Dataset records
########################################
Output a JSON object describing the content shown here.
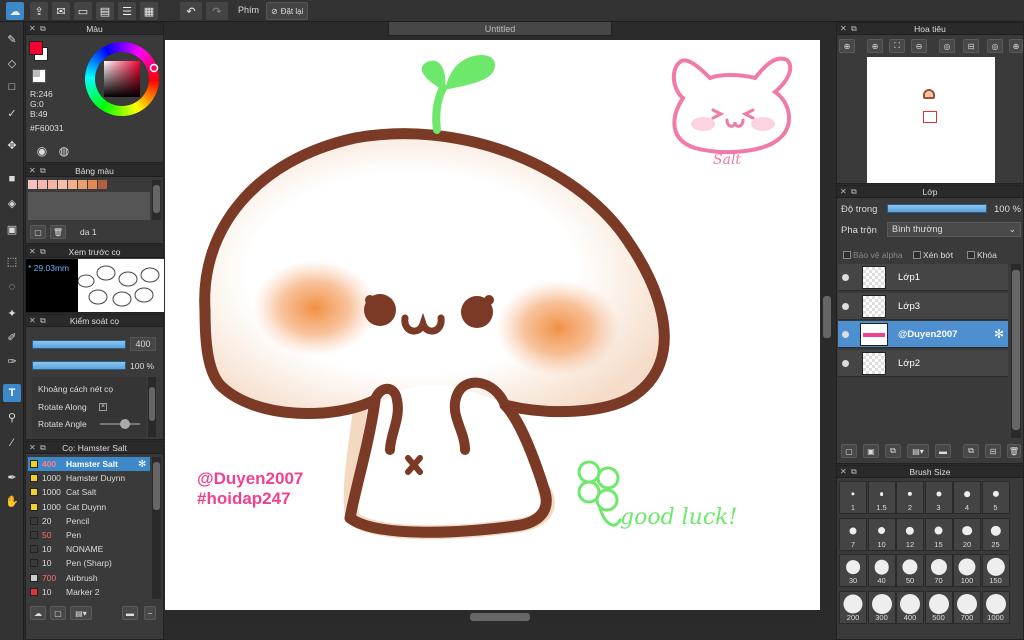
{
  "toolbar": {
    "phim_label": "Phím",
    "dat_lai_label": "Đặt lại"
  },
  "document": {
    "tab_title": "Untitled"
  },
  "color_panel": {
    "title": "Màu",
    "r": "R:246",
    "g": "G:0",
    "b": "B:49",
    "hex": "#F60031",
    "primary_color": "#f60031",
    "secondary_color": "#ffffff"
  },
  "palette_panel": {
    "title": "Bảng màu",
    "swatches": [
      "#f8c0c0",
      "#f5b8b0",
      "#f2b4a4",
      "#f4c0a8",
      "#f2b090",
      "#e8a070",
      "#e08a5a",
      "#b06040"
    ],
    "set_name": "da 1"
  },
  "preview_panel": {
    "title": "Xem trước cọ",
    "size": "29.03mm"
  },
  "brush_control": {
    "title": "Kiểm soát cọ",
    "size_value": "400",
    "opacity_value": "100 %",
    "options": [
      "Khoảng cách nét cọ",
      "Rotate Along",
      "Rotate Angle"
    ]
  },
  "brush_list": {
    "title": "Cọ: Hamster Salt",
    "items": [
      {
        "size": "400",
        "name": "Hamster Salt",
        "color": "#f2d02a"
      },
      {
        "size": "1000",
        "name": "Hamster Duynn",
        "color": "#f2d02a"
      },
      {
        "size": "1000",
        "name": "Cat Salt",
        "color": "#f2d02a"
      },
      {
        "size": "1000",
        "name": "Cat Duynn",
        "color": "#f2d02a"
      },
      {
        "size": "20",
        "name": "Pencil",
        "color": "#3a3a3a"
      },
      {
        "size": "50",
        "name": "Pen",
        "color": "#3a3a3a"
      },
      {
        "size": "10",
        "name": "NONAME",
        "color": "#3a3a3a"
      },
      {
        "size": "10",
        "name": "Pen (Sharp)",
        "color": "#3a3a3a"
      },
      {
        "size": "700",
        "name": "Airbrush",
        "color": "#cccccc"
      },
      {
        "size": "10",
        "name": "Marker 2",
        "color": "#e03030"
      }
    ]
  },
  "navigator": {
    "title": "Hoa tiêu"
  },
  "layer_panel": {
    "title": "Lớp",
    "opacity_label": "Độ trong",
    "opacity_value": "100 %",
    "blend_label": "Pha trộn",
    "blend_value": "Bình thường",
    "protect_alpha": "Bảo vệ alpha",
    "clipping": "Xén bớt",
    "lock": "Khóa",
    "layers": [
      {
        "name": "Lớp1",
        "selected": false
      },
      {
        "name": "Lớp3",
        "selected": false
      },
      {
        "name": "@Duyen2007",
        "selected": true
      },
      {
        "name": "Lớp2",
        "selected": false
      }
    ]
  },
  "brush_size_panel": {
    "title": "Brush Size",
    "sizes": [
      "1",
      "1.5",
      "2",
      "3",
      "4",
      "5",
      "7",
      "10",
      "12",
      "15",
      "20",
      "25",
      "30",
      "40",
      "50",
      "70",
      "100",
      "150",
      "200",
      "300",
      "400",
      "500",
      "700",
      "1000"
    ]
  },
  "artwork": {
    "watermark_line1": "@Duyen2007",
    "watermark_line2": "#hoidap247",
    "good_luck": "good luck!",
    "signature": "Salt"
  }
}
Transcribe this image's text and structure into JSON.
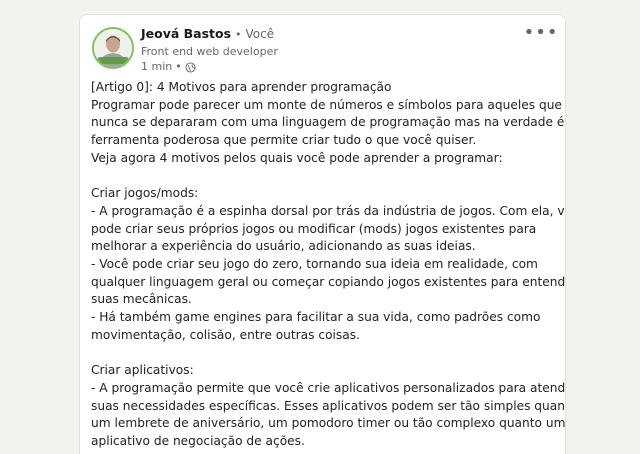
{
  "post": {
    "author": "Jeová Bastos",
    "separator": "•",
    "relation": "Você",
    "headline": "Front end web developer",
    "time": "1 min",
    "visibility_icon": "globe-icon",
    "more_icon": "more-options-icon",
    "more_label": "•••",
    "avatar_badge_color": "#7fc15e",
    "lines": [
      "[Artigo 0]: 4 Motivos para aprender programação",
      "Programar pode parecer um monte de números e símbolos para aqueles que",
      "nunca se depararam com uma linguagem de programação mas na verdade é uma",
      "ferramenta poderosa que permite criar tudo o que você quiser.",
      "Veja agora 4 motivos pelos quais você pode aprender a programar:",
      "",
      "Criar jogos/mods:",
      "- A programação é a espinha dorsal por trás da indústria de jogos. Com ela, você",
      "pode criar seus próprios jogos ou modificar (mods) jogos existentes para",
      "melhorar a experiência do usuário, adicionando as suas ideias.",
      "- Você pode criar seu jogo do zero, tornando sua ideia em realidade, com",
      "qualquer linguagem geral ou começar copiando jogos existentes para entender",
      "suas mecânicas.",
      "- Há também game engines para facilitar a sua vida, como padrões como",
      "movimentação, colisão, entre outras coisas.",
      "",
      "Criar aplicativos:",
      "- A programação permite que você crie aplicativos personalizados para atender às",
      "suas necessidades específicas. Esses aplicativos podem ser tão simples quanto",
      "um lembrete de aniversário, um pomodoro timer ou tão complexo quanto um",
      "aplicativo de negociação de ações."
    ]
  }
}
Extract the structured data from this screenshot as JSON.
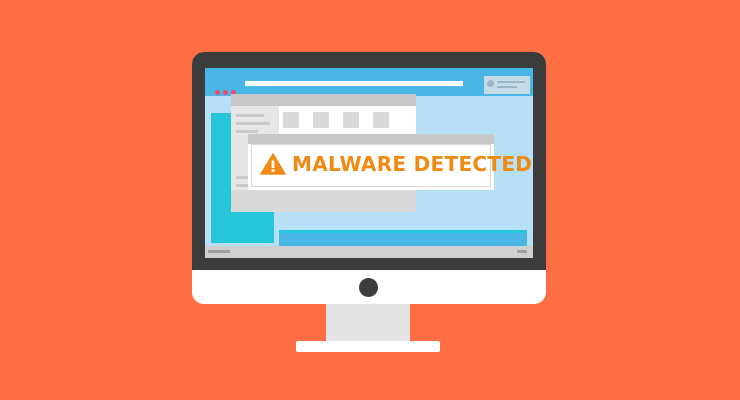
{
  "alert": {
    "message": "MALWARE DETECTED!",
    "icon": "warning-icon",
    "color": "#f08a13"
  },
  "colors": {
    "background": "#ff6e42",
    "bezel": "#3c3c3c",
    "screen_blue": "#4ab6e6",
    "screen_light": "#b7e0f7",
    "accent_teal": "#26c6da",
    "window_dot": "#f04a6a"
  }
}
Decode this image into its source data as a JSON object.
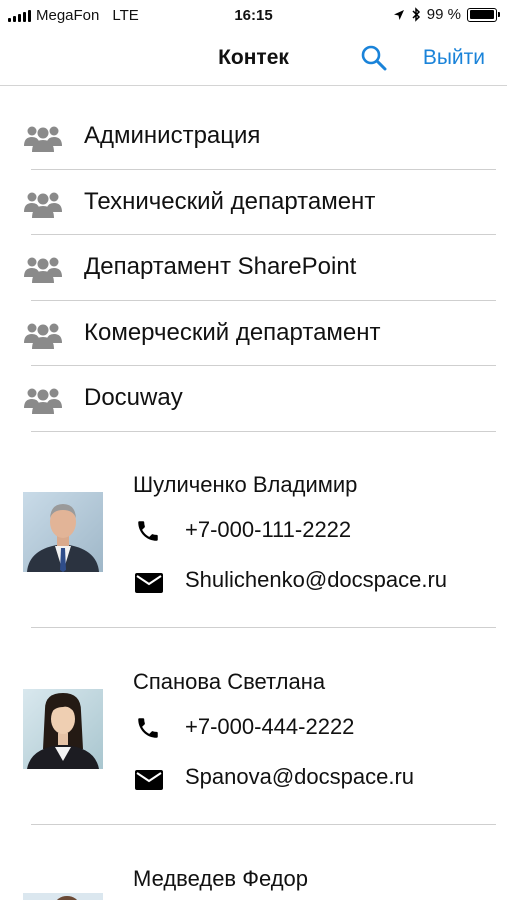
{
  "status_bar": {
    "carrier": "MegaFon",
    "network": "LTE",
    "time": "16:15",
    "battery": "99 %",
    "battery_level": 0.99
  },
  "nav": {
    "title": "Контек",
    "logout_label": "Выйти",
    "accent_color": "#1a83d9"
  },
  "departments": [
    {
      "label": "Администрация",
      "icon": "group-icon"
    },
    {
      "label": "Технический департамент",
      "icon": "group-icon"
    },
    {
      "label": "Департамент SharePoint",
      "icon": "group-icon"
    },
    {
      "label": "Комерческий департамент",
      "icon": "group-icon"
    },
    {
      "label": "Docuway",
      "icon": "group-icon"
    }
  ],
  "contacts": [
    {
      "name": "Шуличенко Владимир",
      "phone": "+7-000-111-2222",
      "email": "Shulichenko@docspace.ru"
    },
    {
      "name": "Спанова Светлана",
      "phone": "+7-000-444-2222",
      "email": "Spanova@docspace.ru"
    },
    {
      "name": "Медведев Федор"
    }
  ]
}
########################################
Set exercise: Extract the text of all the records above verbatim, excluding pictures.

Solution:
Output a JSON object describing the content shown here.
{
  "toolbar": {
    "phim_label": "Phím",
    "dat_lai_label": "Đặt lại"
  },
  "document": {
    "tab_title": "Untitled"
  },
  "color_panel": {
    "title": "Màu",
    "r": "R:246",
    "g": "G:0",
    "b": "B:49",
    "hex": "#F60031",
    "primary_color": "#f60031",
    "secondary_color": "#ffffff"
  },
  "palette_panel": {
    "title": "Bảng màu",
    "swatches": [
      "#f8c0c0",
      "#f5b8b0",
      "#f2b4a4",
      "#f4c0a8",
      "#f2b090",
      "#e8a070",
      "#e08a5a",
      "#b06040"
    ],
    "set_name": "da 1"
  },
  "preview_panel": {
    "title": "Xem trước cọ",
    "size": "29.03mm"
  },
  "brush_control": {
    "title": "Kiểm soát cọ",
    "size_value": "400",
    "opacity_value": "100 %",
    "options": [
      "Khoảng cách nét cọ",
      "Rotate Along",
      "Rotate Angle"
    ]
  },
  "brush_list": {
    "title": "Cọ: Hamster Salt",
    "items": [
      {
        "size": "400",
        "name": "Hamster Salt",
        "color": "#f2d02a"
      },
      {
        "size": "1000",
        "name": "Hamster Duynn",
        "color": "#f2d02a"
      },
      {
        "size": "1000",
        "name": "Cat Salt",
        "color": "#f2d02a"
      },
      {
        "size": "1000",
        "name": "Cat Duynn",
        "color": "#f2d02a"
      },
      {
        "size": "20",
        "name": "Pencil",
        "color": "#3a3a3a"
      },
      {
        "size": "50",
        "name": "Pen",
        "color": "#3a3a3a"
      },
      {
        "size": "10",
        "name": "NONAME",
        "color": "#3a3a3a"
      },
      {
        "size": "10",
        "name": "Pen (Sharp)",
        "color": "#3a3a3a"
      },
      {
        "size": "700",
        "name": "Airbrush",
        "color": "#cccccc"
      },
      {
        "size": "10",
        "name": "Marker 2",
        "color": "#e03030"
      }
    ]
  },
  "navigator": {
    "title": "Hoa tiêu"
  },
  "layer_panel": {
    "title": "Lớp",
    "opacity_label": "Độ trong",
    "opacity_value": "100 %",
    "blend_label": "Pha trộn",
    "blend_value": "Bình thường",
    "protect_alpha": "Bảo vệ alpha",
    "clipping": "Xén bớt",
    "lock": "Khóa",
    "layers": [
      {
        "name": "Lớp1",
        "selected": false
      },
      {
        "name": "Lớp3",
        "selected": false
      },
      {
        "name": "@Duyen2007",
        "selected": true
      },
      {
        "name": "Lớp2",
        "selected": false
      }
    ]
  },
  "brush_size_panel": {
    "title": "Brush Size",
    "sizes": [
      "1",
      "1.5",
      "2",
      "3",
      "4",
      "5",
      "7",
      "10",
      "12",
      "15",
      "20",
      "25",
      "30",
      "40",
      "50",
      "70",
      "100",
      "150",
      "200",
      "300",
      "400",
      "500",
      "700",
      "1000"
    ]
  },
  "artwork": {
    "watermark_line1": "@Duyen2007",
    "watermark_line2": "#hoidap247",
    "good_luck": "good luck!",
    "signature": "Salt"
  }
}
Transcribe this image's text and structure into JSON.
{
  "post": {
    "author": "Jeová Bastos",
    "separator": "•",
    "relation": "Você",
    "headline": "Front end web developer",
    "time": "1 min",
    "visibility_icon": "globe-icon",
    "more_icon": "more-options-icon",
    "more_label": "•••",
    "avatar_badge_color": "#7fc15e",
    "lines": [
      "[Artigo 0]: 4 Motivos para aprender programação",
      "Programar pode parecer um monte de números e símbolos para aqueles que",
      "nunca se depararam com uma linguagem de programação mas na verdade é uma",
      "ferramenta poderosa que permite criar tudo o que você quiser.",
      "Veja agora 4 motivos pelos quais você pode aprender a programar:",
      "",
      "Criar jogos/mods:",
      "- A programação é a espinha dorsal por trás da indústria de jogos. Com ela, você",
      "pode criar seus próprios jogos ou modificar (mods) jogos existentes para",
      "melhorar a experiência do usuário, adicionando as suas ideias.",
      "- Você pode criar seu jogo do zero, tornando sua ideia em realidade, com",
      "qualquer linguagem geral ou começar copiando jogos existentes para entender",
      "suas mecânicas.",
      "- Há também game engines para facilitar a sua vida, como padrões como",
      "movimentação, colisão, entre outras coisas.",
      "",
      "Criar aplicativos:",
      "- A programação permite que você crie aplicativos personalizados para atender às",
      "suas necessidades específicas. Esses aplicativos podem ser tão simples quanto",
      "um lembrete de aniversário, um pomodoro timer ou tão complexo quanto um",
      "aplicativo de negociação de ações."
    ]
  }
}
Extract the structured data from this screenshot as JSON.
{
  "alert": {
    "message": "MALWARE DETECTED!",
    "icon": "warning-icon",
    "color": "#f08a13"
  },
  "colors": {
    "background": "#ff6e42",
    "bezel": "#3c3c3c",
    "screen_blue": "#4ab6e6",
    "screen_light": "#b7e0f7",
    "accent_teal": "#26c6da",
    "window_dot": "#f04a6a"
  }
}
Decode this image into its source data as a JSON object.
{
  "status_bar": {
    "carrier": "MegaFon",
    "network": "LTE",
    "time": "16:15",
    "battery": "99 %",
    "battery_level": 0.99
  },
  "nav": {
    "title": "Контек",
    "logout_label": "Выйти",
    "accent_color": "#1a83d9"
  },
  "departments": [
    {
      "label": "Администрация",
      "icon": "group-icon"
    },
    {
      "label": "Технический департамент",
      "icon": "group-icon"
    },
    {
      "label": "Департамент SharePoint",
      "icon": "group-icon"
    },
    {
      "label": "Комерческий департамент",
      "icon": "group-icon"
    },
    {
      "label": "Docuway",
      "icon": "group-icon"
    }
  ],
  "contacts": [
    {
      "name": "Шуличенко Владимир",
      "phone": "+7-000-111-2222",
      "email": "Shulichenko@docspace.ru"
    },
    {
      "name": "Спанова Светлана",
      "phone": "+7-000-444-2222",
      "email": "Spanova@docspace.ru"
    },
    {
      "name": "Медведев Федор"
    }
  ]
}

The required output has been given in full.